#### [What you should do]
Leave out the pictures and return every entry exactly as it appears.

#### [Items]
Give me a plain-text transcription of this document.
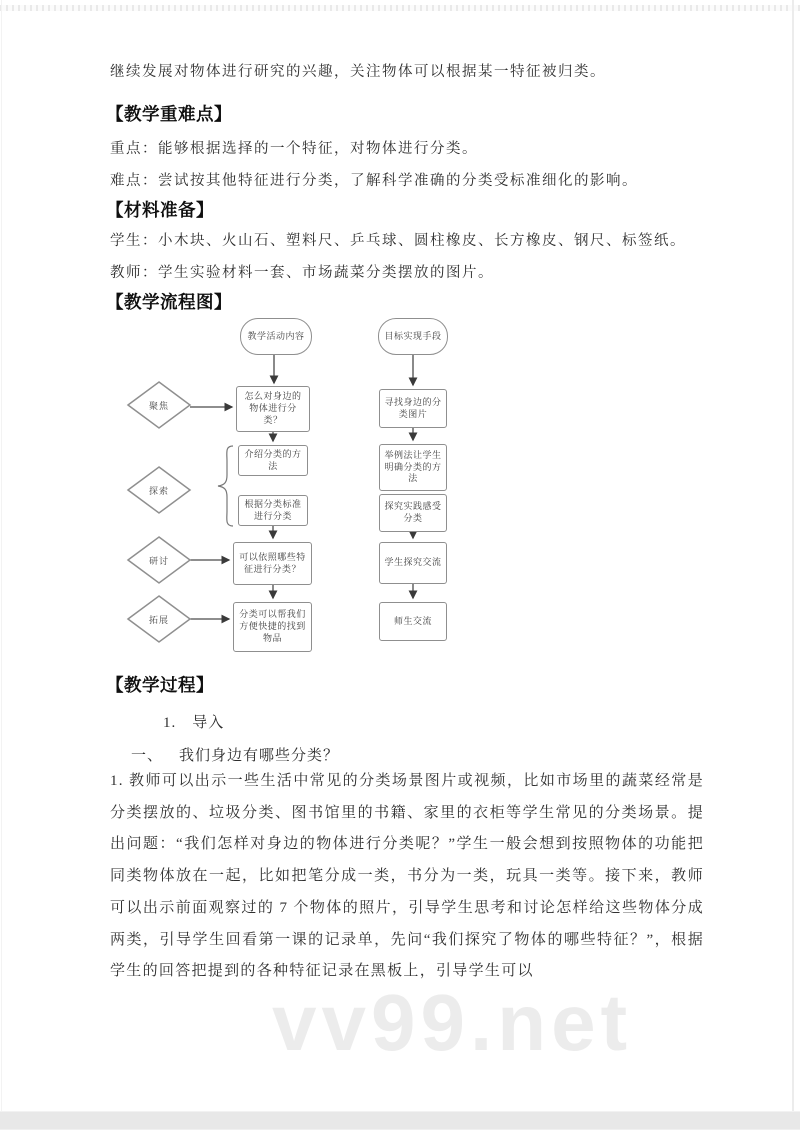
vv99.net
继续发展对物体进行研究的兴趣，关注物体可以根据某一特征被归类。
【教学重难点】
重点：能够根据选择的一个特征，对物体进行分类。
难点：尝试按其他特征进行分类，了解科学准确的分类受标准细化的影响。
【材料准备】
学生：小木块、火山石、塑料尺、乒乓球、圆柱橡皮、长方橡皮、钢尺、标签纸。
教师：学生实验材料一套、市场蔬菜分类摆放的图片。
【教学流程图】
聚焦
探索
研讨
拓展
教学活动内容	目标实现手段
怎么对身边的物体进行分类？
介绍分类的方法
根据分类标准进行分类
可以依照哪些特征进行分类？
分类可以帮我们方便快捷的找到物品
寻找身边的分类图片
举例法让学生明确分类的方法
探究实践感受分类
学生探究交流
师生交流
【教学过程】
1. 导入
一、 我们身边有哪些分类？
1. 教师可以出示一些生活中常见的分类场景图片或视频，比如市场里的蔬菜经常是分类摆放的、垃圾分类、图书馆里的书籍、家里的衣柜等学生常见的分类场景。提出问题：“我们怎样对身边的物体进行分类呢？”学生一般会想到按照物体的功能把同类物体放在一起，比如把笔分成一类，书分为一类，玩具一类等。接下来，教师可以出示前面观察过的 7 个物体的照片，引导学生思考和讨论怎样给这些物体分成两类，引导学生回看第一课的记录单，先问“我们探究了物体的哪些特征？”，根据学生的回答把提到的各种特征记录在黑板上，引导学生可以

#### [Task solution]
Give me a plain-text transcription of this document.
vv99.net
继续发展对物体进行研究的兴趣，关注物体可以根据某一特征被归类。
【教学重难点】
重点：能够根据选择的一个特征，对物体进行分类。
难点：尝试按其他特征进行分类，了解科学准确的分类受标准细化的影响。
【材料准备】
学生：小木块、火山石、塑料尺、乒乓球、圆柱橡皮、长方橡皮、钢尺、标签纸。
教师：学生实验材料一套、市场蔬菜分类摆放的图片。
【教学流程图】
聚焦
探索
研讨
拓展
教学活动内容	目标实现手段
怎么对身边的物体进行分类？
介绍分类的方法
根据分类标准进行分类
可以依照哪些特征进行分类？
分类可以帮我们方便快捷的找到物品
寻找身边的分类图片
举例法让学生明确分类的方法
探究实践感受分类
学生探究交流
师生交流
【教学过程】
1. 导入
一、 我们身边有哪些分类？
1. 教师可以出示一些生活中常见的分类场景图片或视频，比如市场里的蔬菜经常是分类摆放的、垃圾分类、图书馆里的书籍、家里的衣柜等学生常见的分类场景。提出问题：“我们怎样对身边的物体进行分类呢？”学生一般会想到按照物体的功能把同类物体放在一起，比如把笔分成一类，书分为一类，玩具一类等。接下来，教师可以出示前面观察过的 7 个物体的照片，引导学生思考和讨论怎样给这些物体分成两类，引导学生回看第一课的记录单，先问“我们探究了物体的哪些特征？”，根据学生的回答把提到的各种特征记录在黑板上，引导学生可以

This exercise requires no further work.